▶ _Short task_:
Repeat the lines below exactly as they appear, but leave out the images.

Extracted records
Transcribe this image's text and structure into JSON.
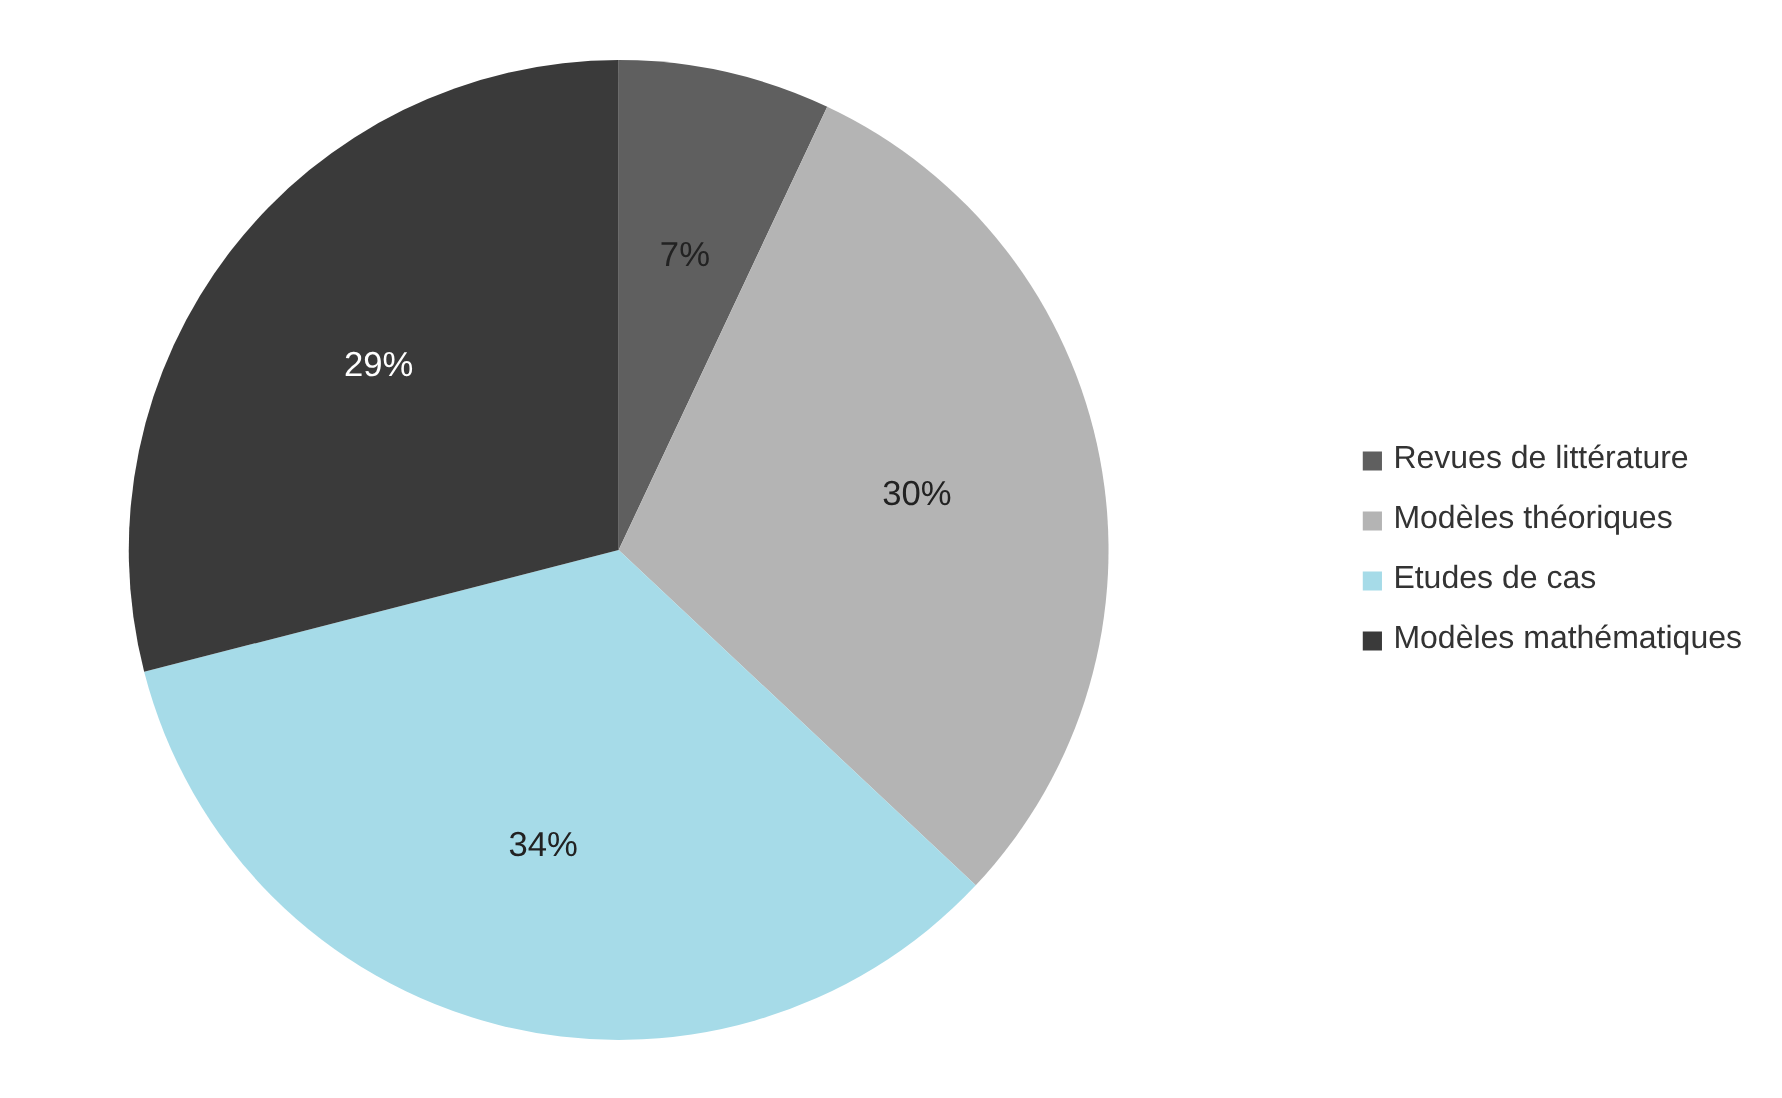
{
  "chart_data": {
    "type": "pie",
    "categories": [
      "Revues de littérature",
      "Modèles théoriques",
      "Etudes de cas",
      "Modèles mathématiques"
    ],
    "values": [
      7,
      30,
      34,
      29
    ],
    "colors": [
      "#5f5f5f",
      "#b4b4b4",
      "#a6dbe8",
      "#3a3a3a"
    ],
    "value_labels": [
      "7%",
      "30%",
      "34%",
      "29%"
    ],
    "legend": "right"
  }
}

▶ _The completed task_:
Transcribe this image's text and structure into JSON.
{
  "chart_data": {
    "type": "pie",
    "categories": [
      "Revues de littérature",
      "Modèles théoriques",
      "Etudes de cas",
      "Modèles mathématiques"
    ],
    "values": [
      7,
      30,
      34,
      29
    ],
    "colors": [
      "#5f5f5f",
      "#b4b4b4",
      "#a6dbe8",
      "#3a3a3a"
    ],
    "value_labels": [
      "7%",
      "30%",
      "34%",
      "29%"
    ],
    "legend": "right"
  }
}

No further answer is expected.